● **REQUIRED WORK**
**a.** In the forum thread, rewrite the part that opens with the words containing "I had a similar" and closes with "garbled random letters.", changing "Waterstones" to "the bookstore".
**b.** Format the part of the records that opens with the line containing "drop-cap: 2 xyxy=(73,375,102,440)" and closes with the line containing "text-line: До того" as a Markdown table. Use the columns Row and Record line, and leave out blank lines.

● **PASSAGE**
>>
View Full Version : Strange character appearing throughout e-book text


mag1
01-21-2010, 10:18 AM
Hello everyone,

I'm new to this forum so please forgive me if this question has already come up. I recently bought the Night's Dawn trilogy of books by Peter F Hamilton in EPUB format from Waterstones. The first two books appear just fine when I view and read them in Adobe Digital Editions (can no longer use my Sony PRS-505 due to a progressive disability - MND/ALS). However, the text in the last book The Naked God seems to be corrupted with the character which appears throughout the book replacing whatever should be there. I tried contacting Waterstone's customer service department by e-mail asking for help but after two weeks all they did was refund my money without a single word of explanation. I've not downloaded any further books from their website yet as I am unsure if the problem exists at their end or mine.

Have any of you folks experienced a similar problem with missing characters being substituted by the character? Were you able to resolve the problem? Any help would be greatly appreciated. Thank you.

Kind regards
Mark

omk3
01-21-2010, 10:30 AM
Hello Mark and welcome to Mobileread.

I had a similar problem with another book I bought from Waterstones - the character kept appearing (usually at the top of the page), which wouldn't bother me that much if the book didn't have a lot of other, more serious problems as well, like every french word in there being just garbled random letters.
<<
● **DATA FOR THIS TASK**
>>
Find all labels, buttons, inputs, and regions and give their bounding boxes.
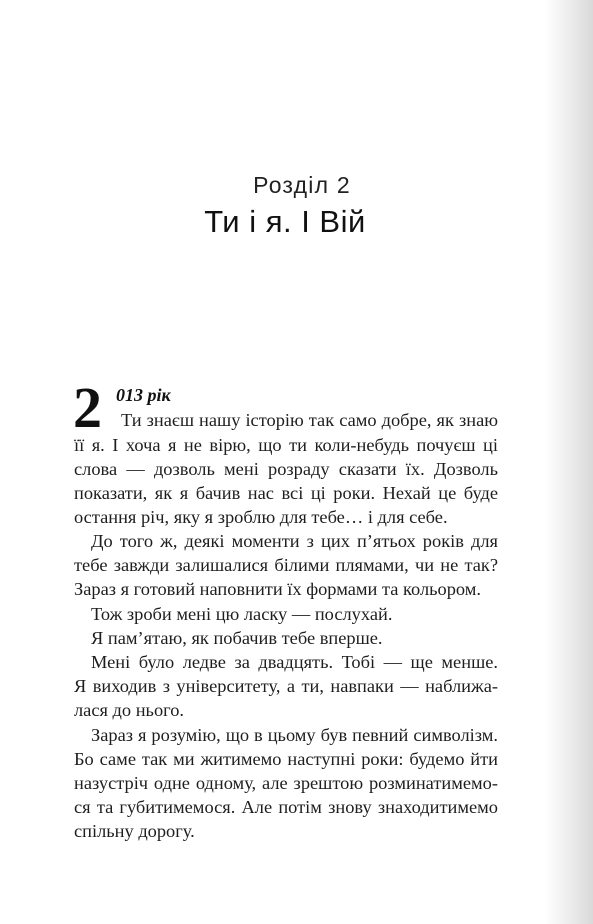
drop-cap: 2 xyxy=(73,375,102,440)
text-line: Зараз я готовий наповнити їх формами та кольором. xyxy=(74,579,481,599)
text-line: остання річ, яку я зроблю для тебе… і для себе. xyxy=(74,507,448,527)
text-line: показати, як я бачив нас всі ці роки. Нехай це буде xyxy=(74,483,498,503)
text-line: Я пам’ятаю, як побачив тебе вперше. xyxy=(91,628,383,648)
text-line: назустріч одне одному, але зрештою розминатимемо- xyxy=(74,773,498,793)
text-line: спільну дорогу. xyxy=(74,821,195,841)
text-line: Мені було ледве за двадцять. Тобі — ще менше. xyxy=(91,652,498,672)
text-line: слова — дозволь мені розраду сказати їх. Дозволь xyxy=(74,459,498,479)
text-line: її я. І хоча я не вірю, що ти коли-небудь почуєш ці xyxy=(74,435,498,455)
text-line: Я виходив з університету, а ти, навпаки — наближа- xyxy=(74,676,498,696)
text-line: До того ж, деякі моменти з цих п’ятьох років для xyxy=(91,531,498,551)
text-line: ся та губитимемося. Але потім знову знаходитимемо xyxy=(74,797,498,817)
chapter-number: Розділ 2 xyxy=(253,172,351,198)
text-line: Зараз я розумію, що в цьому був певний символізм. xyxy=(91,725,498,745)
chapter-title: Ти і я. І Вій xyxy=(204,204,366,239)
text-line: лася до нього. xyxy=(74,700,185,720)
section-year-heading: 013 рік xyxy=(116,385,171,405)
text-line: Ти знаєш нашу історію так само добре, як знаю xyxy=(121,410,498,430)
text-line: Бо саме так ми житимемо наступні роки: будемо йти xyxy=(74,749,498,769)
page-edge-shadow xyxy=(545,0,593,924)
text-line: Тож зроби мені цю ласку — послухай. xyxy=(91,604,393,624)
text-line: тебе завжди залишалися білими плямами, чи не так? xyxy=(74,555,498,575)
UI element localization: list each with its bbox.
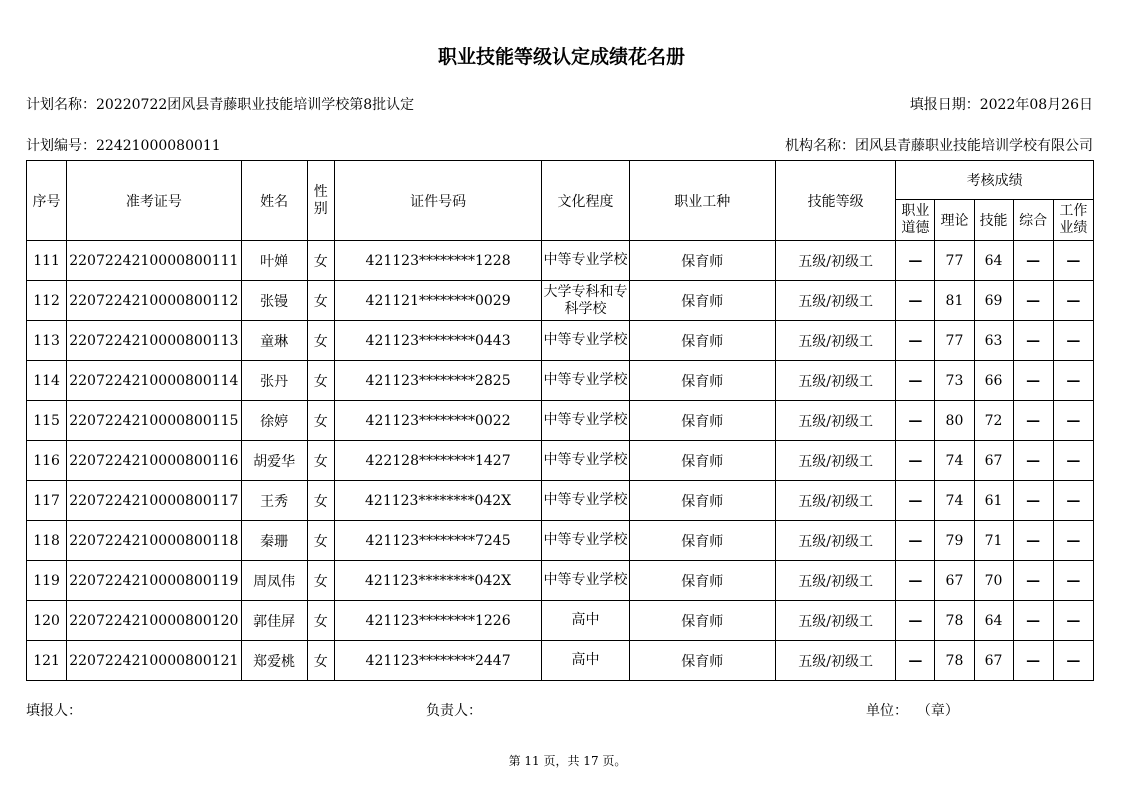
cell-ethics: —	[896, 601, 935, 641]
header-gender-text: 性别	[313, 183, 328, 217]
cell-ticket: 2207224210000800114	[67, 361, 241, 401]
cell-id: 421123********2447	[334, 641, 542, 681]
cell-level: 五级/初级工	[776, 601, 896, 641]
cell-comprehensive: —	[1013, 521, 1053, 561]
cell-performance: —	[1053, 441, 1093, 481]
cell-skill: 66	[974, 361, 1013, 401]
cell-edu-text: 中等专业学校	[543, 532, 628, 548]
table-row	[27, 521, 1094, 561]
cell-comprehensive: —	[1013, 481, 1053, 521]
report-date-line	[910, 94, 1093, 114]
cell-edu-text: 高中	[571, 652, 600, 668]
cell-ticket: 2207224210000800113	[67, 321, 241, 361]
cell-performance: —	[1053, 641, 1093, 681]
page-number: 第 11 页，共 17 页。	[508, 754, 627, 768]
plan-no-line	[26, 135, 221, 155]
cell-seq: 111	[27, 241, 67, 281]
plan-name-label: 计划名称：	[26, 97, 96, 113]
table-row	[27, 321, 1094, 361]
cell-seq: 121	[27, 641, 67, 681]
header-theory: 理论	[935, 200, 974, 241]
table-row	[27, 561, 1094, 601]
cell-ethics: —	[896, 241, 935, 281]
cell-comprehensive: —	[1013, 601, 1053, 641]
cell-job: 保育师	[629, 521, 775, 561]
cell-name: 郭佳屏	[241, 601, 307, 641]
table-row	[27, 241, 1094, 281]
cell-job: 保育师	[629, 401, 775, 441]
cell-skill: 72	[974, 401, 1013, 441]
cell-theory: 81	[935, 281, 974, 321]
header-gender	[307, 161, 334, 241]
table-row	[27, 441, 1094, 481]
header-performance	[1053, 200, 1093, 241]
cell-comprehensive: —	[1013, 281, 1053, 321]
cell-edu	[542, 641, 629, 681]
score-table	[26, 160, 1094, 681]
cell-name: 秦珊	[241, 521, 307, 561]
header-ethics	[896, 200, 935, 241]
cell-seq: 117	[27, 481, 67, 521]
header-skill: 技能	[974, 200, 1013, 241]
plan-name-value: 20220722团风县青藤职业技能培训学校第8批认定	[96, 97, 415, 113]
cell-ticket: 2207224210000800119	[67, 561, 241, 601]
cell-name: 张丹	[241, 361, 307, 401]
cell-name: 王秀	[241, 481, 307, 521]
footer-unit-seal: 单位： （章）	[866, 703, 959, 719]
cell-skill: 61	[974, 481, 1013, 521]
header-seq: 序号	[27, 161, 67, 241]
cell-edu-text: 中等专业学校	[543, 372, 628, 388]
plan-name-line	[26, 94, 414, 114]
cell-skill: 67	[974, 441, 1013, 481]
cell-performance: —	[1053, 481, 1093, 521]
cell-level: 五级/初级工	[776, 321, 896, 361]
cell-edu-text: 中等专业学校	[543, 252, 628, 268]
header-name: 姓名	[241, 161, 307, 241]
cell-name: 叶婵	[241, 241, 307, 281]
org-line	[785, 135, 1093, 155]
cell-ticket: 2207224210000800112	[67, 281, 241, 321]
cell-edu-text: 中等专业学校	[543, 452, 628, 468]
cell-ticket: 2207224210000800116	[67, 441, 241, 481]
cell-edu-text: 中等专业学校	[543, 332, 628, 348]
org-value: 团风县青藤职业技能培训学校有限公司	[855, 138, 1093, 154]
report-date-value: 2022年08月26日	[979, 97, 1093, 113]
cell-level: 五级/初级工	[776, 441, 896, 481]
cell-performance: —	[1053, 361, 1093, 401]
cell-ethics: —	[896, 521, 935, 561]
cell-id: 421123********042X	[334, 481, 542, 521]
org-label: 机构名称：	[785, 138, 855, 154]
cell-name: 胡爱华	[241, 441, 307, 481]
cell-edu	[542, 361, 629, 401]
cell-theory: 78	[935, 641, 974, 681]
cell-performance: —	[1053, 281, 1093, 321]
cell-theory: 79	[935, 521, 974, 561]
cell-ticket: 2207224210000800118	[67, 521, 241, 561]
cell-job: 保育师	[629, 441, 775, 481]
table-row	[27, 641, 1094, 681]
cell-level: 五级/初级工	[776, 641, 896, 681]
cell-edu-text: 中等专业学校	[543, 572, 628, 588]
cell-level: 五级/初级工	[776, 561, 896, 601]
cell-comprehensive: —	[1013, 641, 1053, 681]
cell-id: 421121********0029	[334, 281, 542, 321]
cell-theory: 73	[935, 361, 974, 401]
cell-edu	[542, 481, 629, 521]
cell-theory: 77	[935, 321, 974, 361]
cell-comprehensive: —	[1013, 401, 1053, 441]
cell-comprehensive: —	[1013, 441, 1053, 481]
header-level: 技能等级	[776, 161, 896, 241]
header-comprehensive: 综合	[1013, 200, 1053, 241]
cell-level: 五级/初级工	[776, 521, 896, 561]
cell-ethics: —	[896, 641, 935, 681]
cell-ethics: —	[896, 561, 935, 601]
cell-edu-text: 中等专业学校	[543, 492, 628, 508]
cell-gender: 女	[307, 441, 334, 481]
cell-job: 保育师	[629, 361, 775, 401]
cell-skill: 63	[974, 321, 1013, 361]
cell-id: 421123********042X	[334, 561, 542, 601]
cell-skill: 67	[974, 641, 1013, 681]
cell-seq: 120	[27, 601, 67, 641]
header-performance-text: 工作业绩	[1059, 203, 1088, 236]
cell-edu	[542, 321, 629, 361]
cell-seq: 119	[27, 561, 67, 601]
cell-job: 保育师	[629, 321, 775, 361]
table-row	[27, 281, 1094, 321]
cell-name: 徐婷	[241, 401, 307, 441]
report-date-label: 填报日期：	[909, 97, 980, 113]
cell-edu	[542, 281, 629, 321]
cell-ethics: —	[896, 401, 935, 441]
cell-seq: 113	[27, 321, 67, 361]
cell-edu	[542, 561, 629, 601]
cell-job: 保育师	[629, 601, 775, 641]
cell-ethics: —	[896, 361, 935, 401]
cell-level: 五级/初级工	[776, 281, 896, 321]
plan-no-label: 计划编号：	[26, 138, 96, 154]
cell-theory: 74	[935, 481, 974, 521]
table-row	[27, 361, 1094, 401]
header-id: 证件号码	[334, 161, 542, 241]
cell-comprehensive: —	[1013, 561, 1053, 601]
table-row	[27, 601, 1094, 641]
cell-gender: 女	[307, 241, 334, 281]
cell-edu	[542, 241, 629, 281]
cell-skill: 69	[974, 281, 1013, 321]
cell-name: 郑爱桃	[241, 641, 307, 681]
cell-job: 保育师	[629, 241, 775, 281]
cell-gender: 女	[307, 561, 334, 601]
cell-ticket: 2207224210000800115	[67, 401, 241, 441]
cell-gender: 女	[307, 361, 334, 401]
cell-id: 421123********0022	[334, 401, 542, 441]
cell-name: 童琳	[241, 321, 307, 361]
cell-ticket: 2207224210000800121	[67, 641, 241, 681]
cell-job: 保育师	[629, 561, 775, 601]
cell-theory: 78	[935, 601, 974, 641]
cell-job: 保育师	[629, 481, 775, 521]
cell-gender: 女	[307, 281, 334, 321]
cell-gender: 女	[307, 481, 334, 521]
header-scores: 考核成绩	[896, 161, 1094, 200]
cell-theory: 67	[935, 561, 974, 601]
cell-gender: 女	[307, 601, 334, 641]
cell-level: 五级/初级工	[776, 241, 896, 281]
cell-seq: 115	[27, 401, 67, 441]
cell-performance: —	[1053, 521, 1093, 561]
cell-gender: 女	[307, 401, 334, 441]
cell-id: 422128********1427	[334, 441, 542, 481]
cell-seq: 112	[27, 281, 67, 321]
cell-skill: 70	[974, 561, 1013, 601]
header-ethics-text: 职业道德	[901, 203, 930, 236]
cell-id: 421123********0443	[334, 321, 542, 361]
cell-comprehensive: —	[1013, 361, 1053, 401]
cell-job: 保育师	[629, 641, 775, 681]
cell-ticket: 2207224210000800111	[67, 241, 241, 281]
cell-id: 421123********7245	[334, 521, 542, 561]
cell-performance: —	[1053, 321, 1093, 361]
footer-reporter: 填报人：	[26, 703, 82, 719]
cell-id: 421123********1228	[334, 241, 542, 281]
cell-comprehensive: —	[1013, 321, 1053, 361]
cell-ethics: —	[896, 441, 935, 481]
cell-level: 五级/初级工	[776, 481, 896, 521]
table-row	[27, 481, 1094, 521]
plan-no-value: 22421000080011	[96, 138, 221, 154]
header-edu: 文化程度	[542, 161, 629, 241]
cell-edu	[542, 601, 629, 641]
cell-name: 张镘	[241, 281, 307, 321]
cell-seq: 118	[27, 521, 67, 561]
cell-comprehensive: —	[1013, 241, 1053, 281]
page-title: 职业技能等级认定成绩花名册	[437, 46, 685, 68]
cell-edu-text: 大学专科和专科学校	[543, 283, 628, 317]
cell-ethics: —	[896, 321, 935, 361]
cell-skill: 64	[974, 241, 1013, 281]
cell-ticket: 2207224210000800117	[67, 481, 241, 521]
cell-seq: 116	[27, 441, 67, 481]
cell-theory: 80	[935, 401, 974, 441]
cell-performance: —	[1053, 401, 1093, 441]
cell-ticket: 2207224210000800120	[67, 601, 241, 641]
cell-id: 421123********1226	[334, 601, 542, 641]
cell-edu	[542, 441, 629, 481]
cell-theory: 74	[935, 441, 974, 481]
cell-gender: 女	[307, 641, 334, 681]
cell-skill: 64	[974, 601, 1013, 641]
cell-gender: 女	[307, 521, 334, 561]
cell-edu	[542, 401, 629, 441]
cell-id: 421123********2825	[334, 361, 542, 401]
cell-performance: —	[1053, 601, 1093, 641]
cell-performance: —	[1053, 561, 1093, 601]
cell-name: 周凤伟	[241, 561, 307, 601]
cell-skill: 71	[974, 521, 1013, 561]
footer-responsible: 负责人：	[426, 703, 482, 719]
header-ticket: 准考证号	[67, 161, 241, 241]
table-row	[27, 401, 1094, 441]
cell-gender: 女	[307, 321, 334, 361]
cell-level: 五级/初级工	[776, 401, 896, 441]
cell-seq: 114	[27, 361, 67, 401]
cell-ethics: —	[896, 481, 935, 521]
cell-ethics: —	[896, 281, 935, 321]
cell-job: 保育师	[629, 281, 775, 321]
cell-level: 五级/初级工	[776, 361, 896, 401]
cell-edu	[542, 521, 629, 561]
header-job: 职业工种	[629, 161, 775, 241]
cell-edu-text: 中等专业学校	[543, 412, 628, 428]
cell-performance: —	[1053, 241, 1093, 281]
cell-theory: 77	[935, 241, 974, 281]
cell-edu-text: 高中	[571, 612, 600, 628]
<<
● **TASK ANSWERS**
**a.**
I had a similar problem with another book I bought from the bookstore - the character kept appearing (usually at the top of the page), which wouldn't bother me that much if the book didn't have a lot of other, more serious problems as well, like every french word in there being just garbled random letters.

**b.**
| Row | Record line |
|---|---|
| 1 | drop-cap: 2 xyxy=(73,375,102,440) |
| 2 | text-line: Зараз я готовий наповнити їх формами та кольором. xyxy=(74,579,481,599) |
| 3 | text-line: остання річ, яку я зроблю для тебе… і для себе. xyxy=(74,507,448,527) |
| 4 | text-line: показати, як я бачив нас всі ці роки. Нехай це буде xyxy=(74,483,498,503) |
| 5 | text-line: Я пам’ятаю, як побачив тебе вперше. xyxy=(91,628,383,648) |
| 6 | text-line: назустріч одне одному, але зрештою розминатимемо- xyxy=(74,773,498,793) |
| 7 | text-line: спільну дорогу. xyxy=(74,821,195,841) |
| 8 | text-line: Мені було ледве за двадцять. Тобі — ще менше. xyxy=(91,652,498,672) |
| 9 | text-line: слова — дозволь мені розраду сказати їх. Дозволь xyxy=(74,459,498,479) |
| 10 | text-line: її я. І хоча я не вірю, що ти коли-небудь почуєш ці xyxy=(74,435,498,455) |
| 11 | text-line: Я виходив з університету, а ти, навпаки — наближа- xyxy=(74,676,498,696) |
| 12 | text-line: До того ж, деякі моменти з цих п’ятьох років для xyxy=(91,531,498,551) |